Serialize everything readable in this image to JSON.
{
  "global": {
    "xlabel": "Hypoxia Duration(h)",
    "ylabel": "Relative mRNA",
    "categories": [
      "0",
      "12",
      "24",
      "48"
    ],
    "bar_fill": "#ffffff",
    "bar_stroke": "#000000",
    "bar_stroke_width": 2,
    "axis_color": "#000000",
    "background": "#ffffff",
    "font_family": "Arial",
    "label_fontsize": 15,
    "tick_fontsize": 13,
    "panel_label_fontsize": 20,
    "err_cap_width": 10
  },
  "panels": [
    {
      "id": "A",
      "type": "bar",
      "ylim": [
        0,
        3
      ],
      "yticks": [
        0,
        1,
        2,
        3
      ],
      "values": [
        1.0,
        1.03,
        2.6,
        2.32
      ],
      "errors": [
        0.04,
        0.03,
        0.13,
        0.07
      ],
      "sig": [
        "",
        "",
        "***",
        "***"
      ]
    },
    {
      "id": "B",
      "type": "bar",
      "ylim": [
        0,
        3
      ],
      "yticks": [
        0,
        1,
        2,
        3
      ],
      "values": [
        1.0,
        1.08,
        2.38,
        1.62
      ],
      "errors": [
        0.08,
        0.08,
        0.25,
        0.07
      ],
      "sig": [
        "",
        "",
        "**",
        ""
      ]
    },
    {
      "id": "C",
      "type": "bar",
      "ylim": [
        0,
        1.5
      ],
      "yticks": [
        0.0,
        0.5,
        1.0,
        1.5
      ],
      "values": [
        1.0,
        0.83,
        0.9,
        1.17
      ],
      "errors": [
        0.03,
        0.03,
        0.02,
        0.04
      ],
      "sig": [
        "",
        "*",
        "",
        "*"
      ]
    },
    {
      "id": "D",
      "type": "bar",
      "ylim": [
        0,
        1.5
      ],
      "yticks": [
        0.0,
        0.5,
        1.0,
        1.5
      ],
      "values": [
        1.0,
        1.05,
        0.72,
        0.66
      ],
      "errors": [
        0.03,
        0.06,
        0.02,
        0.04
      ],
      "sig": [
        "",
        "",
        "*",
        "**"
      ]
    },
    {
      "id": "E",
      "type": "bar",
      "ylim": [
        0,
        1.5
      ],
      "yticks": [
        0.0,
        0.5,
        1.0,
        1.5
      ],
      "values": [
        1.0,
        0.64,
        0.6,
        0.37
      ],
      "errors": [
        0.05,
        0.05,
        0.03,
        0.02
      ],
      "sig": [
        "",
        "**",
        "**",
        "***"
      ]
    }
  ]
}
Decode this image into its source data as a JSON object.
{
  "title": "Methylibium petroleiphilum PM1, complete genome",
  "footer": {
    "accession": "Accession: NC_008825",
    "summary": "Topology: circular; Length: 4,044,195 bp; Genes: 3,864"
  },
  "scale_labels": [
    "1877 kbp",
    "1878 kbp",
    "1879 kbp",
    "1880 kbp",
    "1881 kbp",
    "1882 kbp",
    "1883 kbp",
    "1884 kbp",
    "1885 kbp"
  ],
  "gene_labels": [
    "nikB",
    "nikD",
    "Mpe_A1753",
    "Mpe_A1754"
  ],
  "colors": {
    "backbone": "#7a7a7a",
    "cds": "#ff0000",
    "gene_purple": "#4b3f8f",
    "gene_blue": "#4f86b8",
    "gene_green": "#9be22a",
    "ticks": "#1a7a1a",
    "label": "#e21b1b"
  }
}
=====
• **Work task**
Make an exact copy of every line from the one with "Decode this image" to the end of the data, with the first and last of those lines included.

• **Result below**
Decode this image into its source data as a JSON object.
{
  "title": "Methylibium petroleiphilum PM1, complete genome",
  "footer": {
    "accession": "Accession: NC_008825",
    "summary": "Topology: circular; Length: 4,044,195 bp; Genes: 3,864"
  },
  "scale_labels": [
    "1877 kbp",
    "1878 kbp",
    "1879 kbp",
    "1880 kbp",
    "1881 kbp",
    "1882 kbp",
    "1883 kbp",
    "1884 kbp",
    "1885 kbp"
  ],
  "gene_labels": [
    "nikB",
    "nikD",
    "Mpe_A1753",
    "Mpe_A1754"
  ],
  "colors": {
    "backbone": "#7a7a7a",
    "cds": "#ff0000",
    "gene_purple": "#4b3f8f",
    "gene_blue": "#4f86b8",
    "gene_green": "#9be22a",
    "ticks": "#1a7a1a",
    "label": "#e21b1b"
  }
}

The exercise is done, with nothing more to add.